'''

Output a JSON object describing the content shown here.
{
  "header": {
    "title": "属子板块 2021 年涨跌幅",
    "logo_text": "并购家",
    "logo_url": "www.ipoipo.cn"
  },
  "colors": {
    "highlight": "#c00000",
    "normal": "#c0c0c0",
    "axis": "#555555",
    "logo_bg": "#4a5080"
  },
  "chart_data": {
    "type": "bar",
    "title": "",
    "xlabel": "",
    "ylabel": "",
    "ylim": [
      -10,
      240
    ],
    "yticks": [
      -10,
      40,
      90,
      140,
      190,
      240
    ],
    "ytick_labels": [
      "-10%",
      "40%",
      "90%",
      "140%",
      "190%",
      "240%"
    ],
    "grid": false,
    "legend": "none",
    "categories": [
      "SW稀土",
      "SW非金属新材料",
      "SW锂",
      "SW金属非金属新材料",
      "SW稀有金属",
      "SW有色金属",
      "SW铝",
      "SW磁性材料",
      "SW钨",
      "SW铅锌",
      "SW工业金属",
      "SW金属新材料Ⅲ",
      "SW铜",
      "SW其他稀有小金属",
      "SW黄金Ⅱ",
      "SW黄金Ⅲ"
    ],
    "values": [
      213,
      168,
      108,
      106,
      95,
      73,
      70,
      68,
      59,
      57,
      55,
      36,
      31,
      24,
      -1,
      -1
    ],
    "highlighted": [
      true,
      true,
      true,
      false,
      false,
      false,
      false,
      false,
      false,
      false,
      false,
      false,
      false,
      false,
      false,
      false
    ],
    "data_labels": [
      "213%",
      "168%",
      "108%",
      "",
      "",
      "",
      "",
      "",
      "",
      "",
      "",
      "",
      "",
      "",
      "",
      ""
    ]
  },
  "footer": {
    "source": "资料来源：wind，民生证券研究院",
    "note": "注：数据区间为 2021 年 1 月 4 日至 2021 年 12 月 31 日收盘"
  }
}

'''

Work to do:
Return every line exactly.

Reply to the task:
Output a JSON object describing the content shown here.
{
  "header": {
    "title": "属子板块 2021 年涨跌幅",
    "logo_text": "并购家",
    "logo_url": "www.ipoipo.cn"
  },
  "colors": {
    "highlight": "#c00000",
    "normal": "#c0c0c0",
    "axis": "#555555",
    "logo_bg": "#4a5080"
  },
  "chart_data": {
    "type": "bar",
    "title": "",
    "xlabel": "",
    "ylabel": "",
    "ylim": [
      -10,
      240
    ],
    "yticks": [
      -10,
      40,
      90,
      140,
      190,
      240
    ],
    "ytick_labels": [
      "-10%",
      "40%",
      "90%",
      "140%",
      "190%",
      "240%"
    ],
    "grid": false,
    "legend": "none",
    "categories": [
      "SW稀土",
      "SW非金属新材料",
      "SW锂",
      "SW金属非金属新材料",
      "SW稀有金属",
      "SW有色金属",
      "SW铝",
      "SW磁性材料",
      "SW钨",
      "SW铅锌",
      "SW工业金属",
      "SW金属新材料Ⅲ",
      "SW铜",
      "SW其他稀有小金属",
      "SW黄金Ⅱ",
      "SW黄金Ⅲ"
    ],
    "values": [
      213,
      168,
      108,
      106,
      95,
      73,
      70,
      68,
      59,
      57,
      55,
      36,
      31,
      24,
      -1,
      -1
    ],
    "highlighted": [
      true,
      true,
      true,
      false,
      false,
      false,
      false,
      false,
      false,
      false,
      false,
      false,
      false,
      false,
      false,
      false
    ],
    "data_labels": [
      "213%",
      "168%",
      "108%",
      "",
      "",
      "",
      "",
      "",
      "",
      "",
      "",
      "",
      "",
      "",
      "",
      ""
    ]
  },
  "footer": {
    "source": "资料来源：wind，民生证券研究院",
    "note": "注：数据区间为 2021 年 1 月 4 日至 2021 年 12 月 31 日收盘"
  }
}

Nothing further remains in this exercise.